• _SUPPLIED MATERIAL_:
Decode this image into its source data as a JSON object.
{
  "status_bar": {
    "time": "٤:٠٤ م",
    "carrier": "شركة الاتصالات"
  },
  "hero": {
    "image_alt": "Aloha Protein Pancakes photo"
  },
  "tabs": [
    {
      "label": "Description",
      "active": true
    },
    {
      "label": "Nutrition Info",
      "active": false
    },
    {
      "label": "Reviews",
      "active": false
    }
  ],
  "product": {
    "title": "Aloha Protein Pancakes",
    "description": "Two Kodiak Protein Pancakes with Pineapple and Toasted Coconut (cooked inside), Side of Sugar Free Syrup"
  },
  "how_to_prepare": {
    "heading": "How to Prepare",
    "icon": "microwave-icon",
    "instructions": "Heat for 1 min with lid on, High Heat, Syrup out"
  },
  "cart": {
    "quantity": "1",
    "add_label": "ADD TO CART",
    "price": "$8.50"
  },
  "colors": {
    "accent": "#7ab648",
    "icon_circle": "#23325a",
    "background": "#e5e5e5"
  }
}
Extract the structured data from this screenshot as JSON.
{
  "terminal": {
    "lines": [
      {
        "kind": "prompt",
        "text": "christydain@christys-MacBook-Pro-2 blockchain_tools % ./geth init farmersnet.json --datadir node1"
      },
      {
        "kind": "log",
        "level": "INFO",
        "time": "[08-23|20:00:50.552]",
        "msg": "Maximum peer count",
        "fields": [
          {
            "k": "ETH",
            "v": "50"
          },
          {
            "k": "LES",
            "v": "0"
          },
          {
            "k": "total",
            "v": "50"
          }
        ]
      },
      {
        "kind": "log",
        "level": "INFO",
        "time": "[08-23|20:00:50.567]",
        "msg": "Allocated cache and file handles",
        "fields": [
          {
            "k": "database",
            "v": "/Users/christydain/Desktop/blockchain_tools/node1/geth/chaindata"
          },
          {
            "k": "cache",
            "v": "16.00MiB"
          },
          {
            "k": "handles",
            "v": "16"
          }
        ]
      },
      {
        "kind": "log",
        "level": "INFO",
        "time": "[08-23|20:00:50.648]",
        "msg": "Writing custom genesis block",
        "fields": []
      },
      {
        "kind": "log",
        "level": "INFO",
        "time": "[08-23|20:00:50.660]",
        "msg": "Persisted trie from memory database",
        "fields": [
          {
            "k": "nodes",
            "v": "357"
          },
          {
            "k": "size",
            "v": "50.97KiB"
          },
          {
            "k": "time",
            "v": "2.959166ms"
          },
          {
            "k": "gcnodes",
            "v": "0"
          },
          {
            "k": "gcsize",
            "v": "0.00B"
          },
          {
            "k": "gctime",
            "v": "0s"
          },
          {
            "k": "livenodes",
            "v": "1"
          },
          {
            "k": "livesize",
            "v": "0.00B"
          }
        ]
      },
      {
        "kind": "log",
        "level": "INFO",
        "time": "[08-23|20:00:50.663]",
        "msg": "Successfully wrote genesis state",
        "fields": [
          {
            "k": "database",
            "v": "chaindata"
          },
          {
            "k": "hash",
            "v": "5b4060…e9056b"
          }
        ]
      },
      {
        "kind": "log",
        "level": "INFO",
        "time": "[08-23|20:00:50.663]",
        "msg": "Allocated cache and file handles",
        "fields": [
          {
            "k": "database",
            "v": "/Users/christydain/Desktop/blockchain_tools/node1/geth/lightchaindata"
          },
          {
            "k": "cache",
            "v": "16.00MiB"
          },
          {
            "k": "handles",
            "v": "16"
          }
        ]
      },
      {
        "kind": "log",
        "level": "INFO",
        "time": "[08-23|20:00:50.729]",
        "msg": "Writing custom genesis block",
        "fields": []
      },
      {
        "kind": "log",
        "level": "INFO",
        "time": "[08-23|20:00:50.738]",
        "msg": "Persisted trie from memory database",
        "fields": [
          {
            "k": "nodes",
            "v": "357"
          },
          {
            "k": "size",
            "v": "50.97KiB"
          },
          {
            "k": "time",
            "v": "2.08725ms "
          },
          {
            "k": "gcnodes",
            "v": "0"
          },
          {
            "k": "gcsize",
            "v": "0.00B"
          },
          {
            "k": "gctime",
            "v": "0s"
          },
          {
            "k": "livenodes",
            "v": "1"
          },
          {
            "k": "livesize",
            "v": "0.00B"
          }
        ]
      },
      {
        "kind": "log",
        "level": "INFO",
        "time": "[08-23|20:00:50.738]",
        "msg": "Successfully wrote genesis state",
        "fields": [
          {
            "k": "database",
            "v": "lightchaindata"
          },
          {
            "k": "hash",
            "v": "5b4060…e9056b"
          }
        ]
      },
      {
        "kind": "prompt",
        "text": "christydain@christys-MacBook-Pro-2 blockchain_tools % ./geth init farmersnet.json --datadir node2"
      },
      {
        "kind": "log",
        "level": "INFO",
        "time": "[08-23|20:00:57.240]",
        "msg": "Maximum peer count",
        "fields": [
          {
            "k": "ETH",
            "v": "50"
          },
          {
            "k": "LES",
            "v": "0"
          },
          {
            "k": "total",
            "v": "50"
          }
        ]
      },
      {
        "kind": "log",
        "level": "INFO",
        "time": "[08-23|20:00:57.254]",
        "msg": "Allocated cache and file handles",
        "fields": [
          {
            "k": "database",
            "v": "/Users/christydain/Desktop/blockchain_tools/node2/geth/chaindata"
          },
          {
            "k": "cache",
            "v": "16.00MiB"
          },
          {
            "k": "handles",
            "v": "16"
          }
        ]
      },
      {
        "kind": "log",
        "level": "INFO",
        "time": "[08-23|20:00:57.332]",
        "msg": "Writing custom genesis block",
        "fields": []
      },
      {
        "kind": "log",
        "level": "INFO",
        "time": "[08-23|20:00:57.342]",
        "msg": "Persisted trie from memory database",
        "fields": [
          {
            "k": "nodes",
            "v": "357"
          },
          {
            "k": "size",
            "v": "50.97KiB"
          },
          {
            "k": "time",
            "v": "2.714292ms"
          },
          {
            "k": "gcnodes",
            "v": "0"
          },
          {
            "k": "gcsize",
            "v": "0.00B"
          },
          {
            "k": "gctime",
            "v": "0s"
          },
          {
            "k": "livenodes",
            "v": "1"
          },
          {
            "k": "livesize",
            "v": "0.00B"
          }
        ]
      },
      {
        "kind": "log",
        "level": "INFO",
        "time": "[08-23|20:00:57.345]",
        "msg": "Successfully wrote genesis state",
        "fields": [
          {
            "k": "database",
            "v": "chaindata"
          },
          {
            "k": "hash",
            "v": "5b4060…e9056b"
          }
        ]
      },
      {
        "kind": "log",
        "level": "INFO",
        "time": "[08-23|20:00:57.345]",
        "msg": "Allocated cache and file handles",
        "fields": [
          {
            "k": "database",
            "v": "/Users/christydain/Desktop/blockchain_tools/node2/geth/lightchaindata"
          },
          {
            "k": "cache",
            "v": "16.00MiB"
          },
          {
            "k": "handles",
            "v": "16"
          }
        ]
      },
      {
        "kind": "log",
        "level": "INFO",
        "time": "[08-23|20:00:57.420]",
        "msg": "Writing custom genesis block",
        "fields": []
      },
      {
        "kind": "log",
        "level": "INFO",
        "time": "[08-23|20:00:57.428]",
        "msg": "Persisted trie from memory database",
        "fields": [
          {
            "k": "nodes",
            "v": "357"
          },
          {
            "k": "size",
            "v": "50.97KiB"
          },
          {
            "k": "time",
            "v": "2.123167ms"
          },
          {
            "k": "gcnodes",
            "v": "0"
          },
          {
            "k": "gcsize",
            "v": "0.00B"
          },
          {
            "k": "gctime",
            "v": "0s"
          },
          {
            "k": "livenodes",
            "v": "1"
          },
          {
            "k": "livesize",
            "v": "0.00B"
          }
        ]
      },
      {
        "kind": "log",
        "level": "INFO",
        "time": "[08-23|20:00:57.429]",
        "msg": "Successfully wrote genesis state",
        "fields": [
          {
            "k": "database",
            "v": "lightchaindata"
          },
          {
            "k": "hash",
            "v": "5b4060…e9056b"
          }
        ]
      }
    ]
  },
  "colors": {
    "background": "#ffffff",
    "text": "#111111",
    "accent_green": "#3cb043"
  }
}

• _ABOUT THIS EXERCISE_: Whenever the string "init" shows up in a line above, copy that line.

• _REPLY_:
        "text": "christydain@christys-MacBook-Pro-2 blockchain_tools % ./geth init farmersnet.json --datadir node1"
        "text": "christydain@christys-MacBook-Pro-2 blockchain_tools % ./geth init farmersnet.json --datadir node2"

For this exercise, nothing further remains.